Passage given:

______

# How is canola oil for CP use?



## LisaNY (Aug 19, 2010)

Sorry to ask another Q. so soon...

I am trying to find new recipes to test, and I am reading a lot on the Miller's Soap site that contain canola.

How do soapmakers here feel about canola?  Can I just use canola purchased from the grocery store?

ETA: Also, some of the recipes state, for ex. "26-28 oz. water - less for EO's, more for troublesome FO's.  Does that mean 26 oz for EO and 28 oz for certain FO's?  I am not experienced enough to change water amounts.

Thanks!


----------



## ilove2soap (Aug 19, 2010)

______

Provided information:
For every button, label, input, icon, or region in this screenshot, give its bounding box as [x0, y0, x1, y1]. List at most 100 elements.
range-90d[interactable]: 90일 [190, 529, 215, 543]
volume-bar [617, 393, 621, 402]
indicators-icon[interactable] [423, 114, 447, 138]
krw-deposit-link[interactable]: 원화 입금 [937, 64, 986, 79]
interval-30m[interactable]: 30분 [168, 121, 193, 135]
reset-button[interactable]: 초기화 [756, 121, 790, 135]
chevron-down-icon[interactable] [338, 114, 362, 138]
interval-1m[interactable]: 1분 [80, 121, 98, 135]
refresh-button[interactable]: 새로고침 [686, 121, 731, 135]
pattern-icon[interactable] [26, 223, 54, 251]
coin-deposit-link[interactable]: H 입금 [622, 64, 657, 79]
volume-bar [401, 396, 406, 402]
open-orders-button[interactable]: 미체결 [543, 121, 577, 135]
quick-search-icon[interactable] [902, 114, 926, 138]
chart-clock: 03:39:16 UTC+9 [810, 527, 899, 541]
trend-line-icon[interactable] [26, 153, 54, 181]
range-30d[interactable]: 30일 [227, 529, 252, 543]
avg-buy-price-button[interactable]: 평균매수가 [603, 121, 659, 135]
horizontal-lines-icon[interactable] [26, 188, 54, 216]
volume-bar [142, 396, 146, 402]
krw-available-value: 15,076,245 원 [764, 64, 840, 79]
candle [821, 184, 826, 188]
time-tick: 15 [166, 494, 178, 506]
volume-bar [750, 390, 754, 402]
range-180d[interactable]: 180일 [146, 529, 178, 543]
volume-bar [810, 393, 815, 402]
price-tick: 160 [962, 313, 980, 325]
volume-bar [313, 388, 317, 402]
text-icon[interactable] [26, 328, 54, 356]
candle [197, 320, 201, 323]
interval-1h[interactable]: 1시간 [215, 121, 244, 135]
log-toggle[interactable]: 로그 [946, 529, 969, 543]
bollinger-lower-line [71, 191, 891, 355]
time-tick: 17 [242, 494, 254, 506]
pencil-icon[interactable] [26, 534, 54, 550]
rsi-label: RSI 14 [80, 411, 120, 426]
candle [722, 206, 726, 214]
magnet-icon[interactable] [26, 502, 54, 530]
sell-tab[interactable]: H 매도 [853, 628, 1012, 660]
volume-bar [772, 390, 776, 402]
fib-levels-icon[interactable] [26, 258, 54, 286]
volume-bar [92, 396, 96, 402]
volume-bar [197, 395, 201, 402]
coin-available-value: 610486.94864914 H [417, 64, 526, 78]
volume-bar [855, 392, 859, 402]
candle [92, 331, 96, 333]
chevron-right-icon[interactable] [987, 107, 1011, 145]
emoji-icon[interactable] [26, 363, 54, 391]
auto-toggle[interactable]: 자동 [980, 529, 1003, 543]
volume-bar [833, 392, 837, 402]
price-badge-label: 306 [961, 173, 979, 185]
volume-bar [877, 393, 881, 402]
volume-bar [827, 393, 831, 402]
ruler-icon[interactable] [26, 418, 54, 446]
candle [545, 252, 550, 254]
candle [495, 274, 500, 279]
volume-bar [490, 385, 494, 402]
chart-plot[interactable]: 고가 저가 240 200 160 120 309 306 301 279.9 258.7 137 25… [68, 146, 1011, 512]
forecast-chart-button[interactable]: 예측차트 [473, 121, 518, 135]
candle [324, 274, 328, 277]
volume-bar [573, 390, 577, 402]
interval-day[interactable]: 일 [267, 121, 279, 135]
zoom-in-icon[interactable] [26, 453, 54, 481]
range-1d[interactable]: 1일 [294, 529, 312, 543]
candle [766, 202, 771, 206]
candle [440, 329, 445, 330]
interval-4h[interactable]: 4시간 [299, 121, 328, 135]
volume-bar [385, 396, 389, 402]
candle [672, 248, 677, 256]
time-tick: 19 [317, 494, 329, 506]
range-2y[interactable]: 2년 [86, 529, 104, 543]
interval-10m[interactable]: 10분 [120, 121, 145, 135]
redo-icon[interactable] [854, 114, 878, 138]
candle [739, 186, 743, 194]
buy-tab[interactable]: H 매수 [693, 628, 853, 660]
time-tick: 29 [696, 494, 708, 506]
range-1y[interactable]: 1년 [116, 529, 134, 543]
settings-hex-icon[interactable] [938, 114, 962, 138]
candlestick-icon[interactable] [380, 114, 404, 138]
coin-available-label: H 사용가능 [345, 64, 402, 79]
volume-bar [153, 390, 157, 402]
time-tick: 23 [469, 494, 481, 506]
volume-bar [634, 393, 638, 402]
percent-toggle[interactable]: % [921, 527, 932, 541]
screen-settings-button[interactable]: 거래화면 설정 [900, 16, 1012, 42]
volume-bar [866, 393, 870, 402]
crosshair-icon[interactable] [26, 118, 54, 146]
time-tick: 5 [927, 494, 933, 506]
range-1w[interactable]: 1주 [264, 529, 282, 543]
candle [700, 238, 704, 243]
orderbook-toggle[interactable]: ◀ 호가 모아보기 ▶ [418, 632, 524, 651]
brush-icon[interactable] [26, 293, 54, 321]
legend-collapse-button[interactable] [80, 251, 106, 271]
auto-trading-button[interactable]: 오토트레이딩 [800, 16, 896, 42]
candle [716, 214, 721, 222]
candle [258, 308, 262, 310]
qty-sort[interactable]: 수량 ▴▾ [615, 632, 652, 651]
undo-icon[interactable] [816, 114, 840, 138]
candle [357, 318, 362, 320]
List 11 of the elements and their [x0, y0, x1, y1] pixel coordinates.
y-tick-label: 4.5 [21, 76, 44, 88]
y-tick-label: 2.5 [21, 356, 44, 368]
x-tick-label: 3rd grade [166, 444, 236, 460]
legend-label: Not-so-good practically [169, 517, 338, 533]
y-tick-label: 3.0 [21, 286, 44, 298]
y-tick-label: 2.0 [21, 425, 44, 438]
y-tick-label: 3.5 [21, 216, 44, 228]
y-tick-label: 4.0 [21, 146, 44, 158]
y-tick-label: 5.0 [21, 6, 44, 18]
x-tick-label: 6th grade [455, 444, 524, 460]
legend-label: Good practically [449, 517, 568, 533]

______

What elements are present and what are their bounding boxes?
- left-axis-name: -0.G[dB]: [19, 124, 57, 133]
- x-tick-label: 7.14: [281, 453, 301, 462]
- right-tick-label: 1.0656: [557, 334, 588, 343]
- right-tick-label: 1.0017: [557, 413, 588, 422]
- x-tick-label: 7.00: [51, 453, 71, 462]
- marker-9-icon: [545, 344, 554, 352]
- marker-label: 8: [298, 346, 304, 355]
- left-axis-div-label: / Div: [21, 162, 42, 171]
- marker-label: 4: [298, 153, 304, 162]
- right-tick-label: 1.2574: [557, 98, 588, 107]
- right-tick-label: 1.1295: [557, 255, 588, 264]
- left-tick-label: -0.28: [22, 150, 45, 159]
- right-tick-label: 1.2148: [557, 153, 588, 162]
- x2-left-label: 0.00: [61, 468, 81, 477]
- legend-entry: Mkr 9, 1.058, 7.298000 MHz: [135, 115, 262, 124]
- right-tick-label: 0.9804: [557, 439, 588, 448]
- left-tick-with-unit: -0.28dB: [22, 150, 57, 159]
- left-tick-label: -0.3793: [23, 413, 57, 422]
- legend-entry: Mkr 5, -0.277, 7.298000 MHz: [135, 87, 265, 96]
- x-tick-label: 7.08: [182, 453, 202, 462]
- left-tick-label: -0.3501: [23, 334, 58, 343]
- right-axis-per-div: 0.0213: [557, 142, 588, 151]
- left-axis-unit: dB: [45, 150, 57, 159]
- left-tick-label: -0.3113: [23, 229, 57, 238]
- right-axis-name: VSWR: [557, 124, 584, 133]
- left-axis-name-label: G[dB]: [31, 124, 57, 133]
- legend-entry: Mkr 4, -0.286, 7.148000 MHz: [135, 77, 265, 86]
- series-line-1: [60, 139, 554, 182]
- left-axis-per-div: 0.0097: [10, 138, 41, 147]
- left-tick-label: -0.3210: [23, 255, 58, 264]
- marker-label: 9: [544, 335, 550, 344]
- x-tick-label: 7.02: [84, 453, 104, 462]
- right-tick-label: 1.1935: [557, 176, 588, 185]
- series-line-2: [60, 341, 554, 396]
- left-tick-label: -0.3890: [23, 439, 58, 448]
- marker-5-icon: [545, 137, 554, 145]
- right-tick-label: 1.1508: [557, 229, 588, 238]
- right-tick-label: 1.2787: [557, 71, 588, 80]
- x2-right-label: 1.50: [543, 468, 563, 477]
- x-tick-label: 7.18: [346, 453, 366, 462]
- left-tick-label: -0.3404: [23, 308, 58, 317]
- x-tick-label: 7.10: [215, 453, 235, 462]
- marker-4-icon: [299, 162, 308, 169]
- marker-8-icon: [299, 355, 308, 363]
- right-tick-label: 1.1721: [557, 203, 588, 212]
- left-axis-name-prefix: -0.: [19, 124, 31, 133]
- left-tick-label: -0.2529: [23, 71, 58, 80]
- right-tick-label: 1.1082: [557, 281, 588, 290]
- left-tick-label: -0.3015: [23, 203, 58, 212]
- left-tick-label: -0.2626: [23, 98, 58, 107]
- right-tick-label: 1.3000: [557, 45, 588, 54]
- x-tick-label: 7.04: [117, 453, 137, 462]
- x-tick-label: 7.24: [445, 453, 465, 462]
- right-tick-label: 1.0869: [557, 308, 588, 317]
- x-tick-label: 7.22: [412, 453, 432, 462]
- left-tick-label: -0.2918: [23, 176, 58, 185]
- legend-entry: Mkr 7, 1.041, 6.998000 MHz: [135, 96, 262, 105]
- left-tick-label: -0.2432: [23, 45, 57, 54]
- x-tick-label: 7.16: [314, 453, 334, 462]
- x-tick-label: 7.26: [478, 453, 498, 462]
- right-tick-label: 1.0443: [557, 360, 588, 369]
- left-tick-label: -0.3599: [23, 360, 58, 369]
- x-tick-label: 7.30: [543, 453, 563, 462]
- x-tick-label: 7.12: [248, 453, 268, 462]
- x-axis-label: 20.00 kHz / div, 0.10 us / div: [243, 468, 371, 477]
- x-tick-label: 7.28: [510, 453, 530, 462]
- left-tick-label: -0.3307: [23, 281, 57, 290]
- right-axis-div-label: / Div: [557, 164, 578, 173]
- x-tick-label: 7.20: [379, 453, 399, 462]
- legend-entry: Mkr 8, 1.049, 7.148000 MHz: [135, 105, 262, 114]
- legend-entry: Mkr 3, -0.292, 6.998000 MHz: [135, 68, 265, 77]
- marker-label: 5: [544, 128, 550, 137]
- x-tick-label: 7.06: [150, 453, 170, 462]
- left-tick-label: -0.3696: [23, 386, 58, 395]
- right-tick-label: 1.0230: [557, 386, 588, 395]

______

Write the next part of the forum thread about using canola oil in cold process soap, continuing after its last line. The records were taken from a different source than the forum thread.

Even though I have designed many of my own soap recipes, my husband is in love with the "Sherry's Fantastic Soap" recipe from that website.  I had some reservations about trying it because I have heard so many bad things about canola oil, but it does make a nice bar of soap!  I have made it several times and the bars have lasted up to 5 months before we have used them with no trace of DOS.  This recipe also works very well as a shampoo bar. This is the only recipe I use with canola oil, but we really enjoy it.  I personally never adjust the water amounts for fragrance or essential oils.  For more tricky fo or essential oils, I have good luck by adding them to the oils before adding the lye water.  hth!


----------



## GardenGirl (Aug 19, 2010)

I'm adding my thoughts so that it will provide the opposite opinion and you will then have no idea what to do, except for trying it yourself (which I heartily recommend)!  

The bars I've made with canola were the only ones that have ever gotten DOS - so I haven't used it since!  My canola came from wally world - maybe a better supplier would make a difference.  

There.  Wasn't that helpful?


----------



## dubnica (Aug 19, 2010)

I made some soap with canola but they are still fresh...3-4 weeks old so I am wandering how long does it take for DOS to show up?


----------



## ChrisShepp (Aug 19, 2010)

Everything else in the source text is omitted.